Gather all lines with "name" from the records.

____

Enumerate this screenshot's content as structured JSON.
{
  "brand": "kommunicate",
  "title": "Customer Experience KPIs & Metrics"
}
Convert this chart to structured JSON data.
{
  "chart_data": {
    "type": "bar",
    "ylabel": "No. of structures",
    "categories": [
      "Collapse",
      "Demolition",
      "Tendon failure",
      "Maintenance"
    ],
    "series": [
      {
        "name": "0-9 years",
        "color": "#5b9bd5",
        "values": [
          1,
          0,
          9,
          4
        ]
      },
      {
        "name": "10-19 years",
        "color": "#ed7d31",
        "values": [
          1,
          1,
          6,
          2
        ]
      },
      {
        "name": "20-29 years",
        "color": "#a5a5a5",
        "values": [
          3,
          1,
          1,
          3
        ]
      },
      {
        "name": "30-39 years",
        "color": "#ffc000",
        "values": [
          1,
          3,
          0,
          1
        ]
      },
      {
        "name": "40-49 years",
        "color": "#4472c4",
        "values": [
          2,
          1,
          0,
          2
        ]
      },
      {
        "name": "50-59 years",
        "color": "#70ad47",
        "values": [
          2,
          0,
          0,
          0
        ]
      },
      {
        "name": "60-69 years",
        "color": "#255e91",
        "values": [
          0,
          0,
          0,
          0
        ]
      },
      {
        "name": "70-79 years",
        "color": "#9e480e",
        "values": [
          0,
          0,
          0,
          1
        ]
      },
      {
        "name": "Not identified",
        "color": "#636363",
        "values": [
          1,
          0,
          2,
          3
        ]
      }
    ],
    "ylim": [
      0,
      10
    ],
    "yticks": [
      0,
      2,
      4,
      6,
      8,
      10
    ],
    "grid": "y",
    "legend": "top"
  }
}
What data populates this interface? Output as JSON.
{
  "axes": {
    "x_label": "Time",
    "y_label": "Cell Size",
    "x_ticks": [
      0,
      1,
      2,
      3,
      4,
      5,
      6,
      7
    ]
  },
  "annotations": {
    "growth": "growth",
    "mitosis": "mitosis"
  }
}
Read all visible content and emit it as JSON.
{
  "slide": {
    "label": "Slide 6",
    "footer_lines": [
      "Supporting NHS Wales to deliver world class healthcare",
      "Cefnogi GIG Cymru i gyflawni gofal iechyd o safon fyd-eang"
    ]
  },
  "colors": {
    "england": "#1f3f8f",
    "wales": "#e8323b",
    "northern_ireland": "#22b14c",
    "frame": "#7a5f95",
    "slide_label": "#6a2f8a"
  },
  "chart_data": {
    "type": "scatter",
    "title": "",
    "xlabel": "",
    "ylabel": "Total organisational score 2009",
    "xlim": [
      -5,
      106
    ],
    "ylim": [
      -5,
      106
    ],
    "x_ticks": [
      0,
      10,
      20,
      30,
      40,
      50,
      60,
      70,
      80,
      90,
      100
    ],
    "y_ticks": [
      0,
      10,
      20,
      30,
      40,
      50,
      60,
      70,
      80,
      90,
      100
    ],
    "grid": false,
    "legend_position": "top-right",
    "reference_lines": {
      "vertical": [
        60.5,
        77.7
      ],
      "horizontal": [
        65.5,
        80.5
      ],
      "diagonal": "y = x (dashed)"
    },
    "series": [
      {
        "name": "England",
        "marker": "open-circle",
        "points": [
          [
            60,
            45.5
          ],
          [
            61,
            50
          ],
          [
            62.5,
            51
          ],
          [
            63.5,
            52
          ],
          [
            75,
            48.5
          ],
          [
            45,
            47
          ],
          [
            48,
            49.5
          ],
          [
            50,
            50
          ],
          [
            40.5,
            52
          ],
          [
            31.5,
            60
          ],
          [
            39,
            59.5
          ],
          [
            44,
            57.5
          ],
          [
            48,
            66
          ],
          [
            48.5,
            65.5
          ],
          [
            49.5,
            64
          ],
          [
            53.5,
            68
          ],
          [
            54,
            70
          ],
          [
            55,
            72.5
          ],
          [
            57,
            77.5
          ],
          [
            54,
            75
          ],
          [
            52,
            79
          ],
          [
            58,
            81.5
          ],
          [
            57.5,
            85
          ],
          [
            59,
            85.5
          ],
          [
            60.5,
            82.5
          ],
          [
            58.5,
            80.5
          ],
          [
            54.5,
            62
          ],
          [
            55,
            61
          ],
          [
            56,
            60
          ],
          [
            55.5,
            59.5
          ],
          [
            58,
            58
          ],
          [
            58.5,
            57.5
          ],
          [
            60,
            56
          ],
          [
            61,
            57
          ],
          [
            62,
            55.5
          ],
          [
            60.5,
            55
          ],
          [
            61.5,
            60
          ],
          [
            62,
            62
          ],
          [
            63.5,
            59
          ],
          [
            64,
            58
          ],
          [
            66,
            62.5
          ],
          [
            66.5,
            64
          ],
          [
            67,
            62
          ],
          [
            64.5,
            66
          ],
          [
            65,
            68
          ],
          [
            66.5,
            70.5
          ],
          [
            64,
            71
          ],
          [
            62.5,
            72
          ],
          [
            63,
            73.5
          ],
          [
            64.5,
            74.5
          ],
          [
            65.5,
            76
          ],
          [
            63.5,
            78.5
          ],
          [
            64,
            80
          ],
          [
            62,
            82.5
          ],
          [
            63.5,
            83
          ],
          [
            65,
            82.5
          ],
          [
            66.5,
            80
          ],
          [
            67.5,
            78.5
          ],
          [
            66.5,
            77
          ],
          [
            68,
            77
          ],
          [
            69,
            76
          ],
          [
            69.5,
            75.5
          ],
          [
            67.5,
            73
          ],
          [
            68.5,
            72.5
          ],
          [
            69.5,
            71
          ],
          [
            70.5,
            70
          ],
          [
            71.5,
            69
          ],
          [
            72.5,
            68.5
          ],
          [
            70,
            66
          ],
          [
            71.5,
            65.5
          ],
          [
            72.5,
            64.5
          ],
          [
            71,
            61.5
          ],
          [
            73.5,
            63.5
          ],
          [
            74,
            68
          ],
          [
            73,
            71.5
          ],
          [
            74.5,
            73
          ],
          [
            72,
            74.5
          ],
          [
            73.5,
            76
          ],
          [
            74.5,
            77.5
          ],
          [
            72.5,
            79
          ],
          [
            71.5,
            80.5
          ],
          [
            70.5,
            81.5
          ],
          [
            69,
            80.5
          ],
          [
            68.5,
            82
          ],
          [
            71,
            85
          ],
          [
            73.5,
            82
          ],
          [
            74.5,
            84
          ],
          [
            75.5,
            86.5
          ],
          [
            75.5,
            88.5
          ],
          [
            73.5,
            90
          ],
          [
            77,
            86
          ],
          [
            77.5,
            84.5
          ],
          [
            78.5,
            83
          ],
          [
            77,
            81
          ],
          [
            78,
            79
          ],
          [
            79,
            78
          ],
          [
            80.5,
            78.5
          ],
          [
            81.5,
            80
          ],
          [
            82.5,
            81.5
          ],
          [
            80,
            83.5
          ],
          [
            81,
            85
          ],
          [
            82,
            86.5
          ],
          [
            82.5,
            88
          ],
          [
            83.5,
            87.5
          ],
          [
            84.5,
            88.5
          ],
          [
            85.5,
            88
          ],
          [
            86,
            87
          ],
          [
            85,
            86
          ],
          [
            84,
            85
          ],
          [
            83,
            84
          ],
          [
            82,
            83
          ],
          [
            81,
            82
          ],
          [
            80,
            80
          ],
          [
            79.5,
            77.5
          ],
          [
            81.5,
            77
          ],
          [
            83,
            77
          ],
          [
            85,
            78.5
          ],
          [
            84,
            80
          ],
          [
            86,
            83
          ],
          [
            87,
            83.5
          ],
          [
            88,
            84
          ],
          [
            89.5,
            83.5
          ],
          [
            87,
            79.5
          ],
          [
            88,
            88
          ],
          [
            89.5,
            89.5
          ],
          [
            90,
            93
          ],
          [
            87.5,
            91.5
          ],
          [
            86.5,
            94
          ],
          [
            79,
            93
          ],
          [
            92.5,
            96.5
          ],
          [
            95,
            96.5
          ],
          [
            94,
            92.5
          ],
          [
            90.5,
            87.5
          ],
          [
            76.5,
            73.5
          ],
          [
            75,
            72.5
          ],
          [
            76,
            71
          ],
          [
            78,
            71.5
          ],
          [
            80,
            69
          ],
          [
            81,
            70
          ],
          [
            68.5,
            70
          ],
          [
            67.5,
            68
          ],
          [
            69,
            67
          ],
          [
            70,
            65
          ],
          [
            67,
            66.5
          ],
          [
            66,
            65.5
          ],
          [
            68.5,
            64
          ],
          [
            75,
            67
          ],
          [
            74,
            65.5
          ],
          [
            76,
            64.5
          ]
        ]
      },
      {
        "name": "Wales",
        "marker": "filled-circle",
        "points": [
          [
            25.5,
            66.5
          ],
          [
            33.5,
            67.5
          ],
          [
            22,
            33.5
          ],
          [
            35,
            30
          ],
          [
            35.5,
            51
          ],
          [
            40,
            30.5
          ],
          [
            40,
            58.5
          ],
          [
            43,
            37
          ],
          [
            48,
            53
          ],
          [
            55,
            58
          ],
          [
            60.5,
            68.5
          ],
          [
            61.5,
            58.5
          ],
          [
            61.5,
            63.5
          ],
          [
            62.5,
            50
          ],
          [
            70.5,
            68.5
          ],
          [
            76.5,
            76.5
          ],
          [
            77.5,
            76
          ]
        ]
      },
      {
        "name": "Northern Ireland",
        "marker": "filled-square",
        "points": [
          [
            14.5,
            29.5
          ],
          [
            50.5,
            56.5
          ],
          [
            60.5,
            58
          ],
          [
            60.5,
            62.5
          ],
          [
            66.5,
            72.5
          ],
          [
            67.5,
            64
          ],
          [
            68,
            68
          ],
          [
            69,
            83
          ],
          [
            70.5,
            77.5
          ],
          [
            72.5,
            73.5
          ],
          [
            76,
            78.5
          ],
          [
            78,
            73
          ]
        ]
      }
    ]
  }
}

____

Full answer ::
        "name": "0-9 years",
        "name": "10-19 years",
        "name": "20-29 years",
        "name": "30-39 years",
        "name": "40-49 years",
        "name": "50-59 years",
        "name": "60-69 years",
        "name": "70-79 years",
        "name": "Not identified",
        "name": "England",
        "name": "Wales",
        "name": "Northern Ireland",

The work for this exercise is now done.